TASK GOAL:
Check each line of the records below and collect those that include the word "Νικόλαο".
## begin
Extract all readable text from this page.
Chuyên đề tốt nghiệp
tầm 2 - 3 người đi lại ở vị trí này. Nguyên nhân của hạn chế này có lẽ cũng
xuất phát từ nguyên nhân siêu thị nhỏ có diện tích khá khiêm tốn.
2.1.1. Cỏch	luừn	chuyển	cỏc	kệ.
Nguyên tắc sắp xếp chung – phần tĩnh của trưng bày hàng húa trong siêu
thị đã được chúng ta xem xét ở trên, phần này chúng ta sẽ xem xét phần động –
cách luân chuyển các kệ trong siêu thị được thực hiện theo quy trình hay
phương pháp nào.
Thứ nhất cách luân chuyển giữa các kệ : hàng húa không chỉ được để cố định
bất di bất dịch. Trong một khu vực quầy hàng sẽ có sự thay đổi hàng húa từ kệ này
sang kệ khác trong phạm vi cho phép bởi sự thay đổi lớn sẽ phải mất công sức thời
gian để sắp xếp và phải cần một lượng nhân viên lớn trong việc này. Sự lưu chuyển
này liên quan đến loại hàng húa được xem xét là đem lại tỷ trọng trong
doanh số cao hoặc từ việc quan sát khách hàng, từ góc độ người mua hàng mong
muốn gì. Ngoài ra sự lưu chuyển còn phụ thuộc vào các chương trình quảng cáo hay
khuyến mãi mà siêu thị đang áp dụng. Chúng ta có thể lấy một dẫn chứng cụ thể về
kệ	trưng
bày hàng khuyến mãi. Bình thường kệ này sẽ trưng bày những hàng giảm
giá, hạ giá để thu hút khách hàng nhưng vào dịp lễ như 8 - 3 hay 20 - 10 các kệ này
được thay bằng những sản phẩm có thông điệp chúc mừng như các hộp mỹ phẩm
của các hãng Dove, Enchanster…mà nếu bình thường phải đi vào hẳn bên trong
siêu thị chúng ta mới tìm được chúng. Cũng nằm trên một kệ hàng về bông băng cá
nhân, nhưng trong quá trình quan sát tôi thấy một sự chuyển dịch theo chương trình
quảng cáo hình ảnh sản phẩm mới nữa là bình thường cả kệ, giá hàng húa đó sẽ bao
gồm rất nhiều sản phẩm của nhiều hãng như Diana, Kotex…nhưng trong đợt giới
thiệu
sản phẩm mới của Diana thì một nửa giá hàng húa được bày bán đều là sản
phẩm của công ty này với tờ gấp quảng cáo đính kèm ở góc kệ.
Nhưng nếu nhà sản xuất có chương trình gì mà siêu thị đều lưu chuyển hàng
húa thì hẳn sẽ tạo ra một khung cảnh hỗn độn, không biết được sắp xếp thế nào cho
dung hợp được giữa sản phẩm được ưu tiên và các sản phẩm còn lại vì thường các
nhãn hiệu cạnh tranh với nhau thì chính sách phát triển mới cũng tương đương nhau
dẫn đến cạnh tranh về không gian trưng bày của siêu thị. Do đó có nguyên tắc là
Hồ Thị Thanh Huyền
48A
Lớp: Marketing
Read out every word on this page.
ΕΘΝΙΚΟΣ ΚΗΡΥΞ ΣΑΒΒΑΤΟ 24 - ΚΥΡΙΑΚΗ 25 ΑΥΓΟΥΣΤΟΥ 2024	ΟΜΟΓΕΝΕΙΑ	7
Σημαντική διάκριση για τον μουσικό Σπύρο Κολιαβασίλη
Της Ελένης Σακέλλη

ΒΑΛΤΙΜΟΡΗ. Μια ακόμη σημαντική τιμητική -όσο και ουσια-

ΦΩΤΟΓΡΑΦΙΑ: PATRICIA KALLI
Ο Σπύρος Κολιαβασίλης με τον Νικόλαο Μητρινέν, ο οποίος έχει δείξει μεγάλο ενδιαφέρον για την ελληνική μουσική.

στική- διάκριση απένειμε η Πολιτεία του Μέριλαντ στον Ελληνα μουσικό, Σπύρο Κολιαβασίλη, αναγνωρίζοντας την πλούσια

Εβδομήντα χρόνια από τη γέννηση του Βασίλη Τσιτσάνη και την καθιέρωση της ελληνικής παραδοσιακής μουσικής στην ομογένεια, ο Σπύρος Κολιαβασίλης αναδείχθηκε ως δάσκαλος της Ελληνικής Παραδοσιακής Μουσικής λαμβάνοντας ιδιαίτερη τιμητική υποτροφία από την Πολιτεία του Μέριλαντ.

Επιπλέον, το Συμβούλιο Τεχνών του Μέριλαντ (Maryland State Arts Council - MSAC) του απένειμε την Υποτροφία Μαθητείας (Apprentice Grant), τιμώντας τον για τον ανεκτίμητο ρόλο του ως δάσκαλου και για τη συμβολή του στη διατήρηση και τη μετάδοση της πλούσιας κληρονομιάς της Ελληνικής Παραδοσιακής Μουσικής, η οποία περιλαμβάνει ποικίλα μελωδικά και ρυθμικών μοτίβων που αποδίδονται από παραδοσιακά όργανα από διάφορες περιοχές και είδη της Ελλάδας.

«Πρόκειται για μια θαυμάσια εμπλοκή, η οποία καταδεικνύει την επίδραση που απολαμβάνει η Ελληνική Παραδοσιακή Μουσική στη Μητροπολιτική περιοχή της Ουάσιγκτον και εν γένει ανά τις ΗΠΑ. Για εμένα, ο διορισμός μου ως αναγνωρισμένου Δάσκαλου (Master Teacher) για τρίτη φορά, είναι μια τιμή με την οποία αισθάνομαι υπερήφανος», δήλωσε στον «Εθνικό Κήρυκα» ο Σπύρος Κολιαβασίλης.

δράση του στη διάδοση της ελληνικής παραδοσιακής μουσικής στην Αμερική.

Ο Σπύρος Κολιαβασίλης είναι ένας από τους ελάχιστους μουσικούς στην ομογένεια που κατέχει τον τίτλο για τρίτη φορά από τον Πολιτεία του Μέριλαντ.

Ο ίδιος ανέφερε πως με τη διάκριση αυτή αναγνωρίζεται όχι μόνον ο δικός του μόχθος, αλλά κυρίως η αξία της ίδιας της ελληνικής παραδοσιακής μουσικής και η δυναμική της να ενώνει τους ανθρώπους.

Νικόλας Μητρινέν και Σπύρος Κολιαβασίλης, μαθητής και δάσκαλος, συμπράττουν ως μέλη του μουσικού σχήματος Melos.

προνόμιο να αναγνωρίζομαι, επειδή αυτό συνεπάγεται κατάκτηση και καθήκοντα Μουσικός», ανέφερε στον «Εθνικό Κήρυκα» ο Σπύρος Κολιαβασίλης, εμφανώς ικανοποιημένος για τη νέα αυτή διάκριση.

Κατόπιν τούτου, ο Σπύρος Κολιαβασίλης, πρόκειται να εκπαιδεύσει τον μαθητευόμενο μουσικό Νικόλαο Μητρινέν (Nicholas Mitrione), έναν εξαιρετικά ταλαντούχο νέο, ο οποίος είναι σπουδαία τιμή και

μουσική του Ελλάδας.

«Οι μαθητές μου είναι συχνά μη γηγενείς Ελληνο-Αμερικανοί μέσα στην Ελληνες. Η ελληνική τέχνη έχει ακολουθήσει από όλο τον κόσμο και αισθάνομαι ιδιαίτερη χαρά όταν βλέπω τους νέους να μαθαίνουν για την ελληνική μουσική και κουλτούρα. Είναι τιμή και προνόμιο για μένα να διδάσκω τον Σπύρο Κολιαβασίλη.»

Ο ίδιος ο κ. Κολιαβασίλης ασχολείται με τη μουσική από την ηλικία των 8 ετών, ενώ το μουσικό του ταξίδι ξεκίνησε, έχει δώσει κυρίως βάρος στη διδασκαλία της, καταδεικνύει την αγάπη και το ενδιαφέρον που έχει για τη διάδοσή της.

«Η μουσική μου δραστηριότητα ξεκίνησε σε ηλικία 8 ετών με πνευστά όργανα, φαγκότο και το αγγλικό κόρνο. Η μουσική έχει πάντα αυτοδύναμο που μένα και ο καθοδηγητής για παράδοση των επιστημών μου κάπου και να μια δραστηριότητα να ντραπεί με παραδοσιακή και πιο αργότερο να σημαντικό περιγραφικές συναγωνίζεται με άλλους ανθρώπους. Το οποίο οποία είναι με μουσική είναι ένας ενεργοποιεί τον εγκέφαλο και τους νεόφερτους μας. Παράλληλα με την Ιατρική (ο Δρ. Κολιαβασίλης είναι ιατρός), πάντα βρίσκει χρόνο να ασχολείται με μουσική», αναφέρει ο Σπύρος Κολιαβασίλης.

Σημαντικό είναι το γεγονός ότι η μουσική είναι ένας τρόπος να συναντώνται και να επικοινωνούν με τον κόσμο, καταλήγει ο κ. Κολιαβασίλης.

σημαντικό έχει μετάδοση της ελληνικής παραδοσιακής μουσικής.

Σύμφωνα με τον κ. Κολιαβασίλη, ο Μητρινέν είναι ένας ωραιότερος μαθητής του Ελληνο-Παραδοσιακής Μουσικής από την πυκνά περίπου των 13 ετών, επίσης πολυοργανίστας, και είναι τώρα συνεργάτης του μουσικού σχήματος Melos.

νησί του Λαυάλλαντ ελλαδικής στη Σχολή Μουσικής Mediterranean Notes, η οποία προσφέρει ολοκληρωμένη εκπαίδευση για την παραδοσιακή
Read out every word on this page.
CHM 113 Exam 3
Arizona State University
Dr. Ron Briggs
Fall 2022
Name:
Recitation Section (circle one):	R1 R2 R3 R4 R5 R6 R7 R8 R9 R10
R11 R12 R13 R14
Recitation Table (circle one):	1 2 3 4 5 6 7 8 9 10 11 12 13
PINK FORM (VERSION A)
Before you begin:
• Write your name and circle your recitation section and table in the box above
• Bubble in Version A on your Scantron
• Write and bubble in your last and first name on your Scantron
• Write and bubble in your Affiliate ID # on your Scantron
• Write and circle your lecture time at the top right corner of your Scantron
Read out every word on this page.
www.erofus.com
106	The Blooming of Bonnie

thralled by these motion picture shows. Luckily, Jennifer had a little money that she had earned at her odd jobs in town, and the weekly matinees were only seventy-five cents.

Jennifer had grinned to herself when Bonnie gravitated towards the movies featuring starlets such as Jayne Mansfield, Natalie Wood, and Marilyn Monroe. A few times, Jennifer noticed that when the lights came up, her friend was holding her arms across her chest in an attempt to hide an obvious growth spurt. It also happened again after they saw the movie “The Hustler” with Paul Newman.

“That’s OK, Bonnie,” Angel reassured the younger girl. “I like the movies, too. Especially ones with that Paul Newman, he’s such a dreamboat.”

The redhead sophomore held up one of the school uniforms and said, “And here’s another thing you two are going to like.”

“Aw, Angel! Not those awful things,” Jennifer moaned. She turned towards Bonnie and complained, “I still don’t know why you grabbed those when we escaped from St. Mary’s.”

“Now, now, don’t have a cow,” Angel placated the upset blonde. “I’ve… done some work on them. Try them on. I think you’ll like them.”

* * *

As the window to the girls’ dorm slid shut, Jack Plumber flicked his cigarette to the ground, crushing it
## end
EXERCISE OUTPUT:
Ο Σπύρος Κολιαβασίλης με τον Νικόλαο Μητρινέν, ο οποίος έχει δείξει μεγάλο ενδιαφέρον για την ελληνική μουσική.
Κατόπιν τούτου, ο Σπύρος Κολιαβασίλης, πρόκειται να εκπαιδεύσει τον μαθητευόμενο μουσικό Νικόλαο Μητρινέν (Nicholas Mitrione), έναν εξαιρετικά ταλαντούχο νέο, ο οποίος είναι σπουδαία τιμή και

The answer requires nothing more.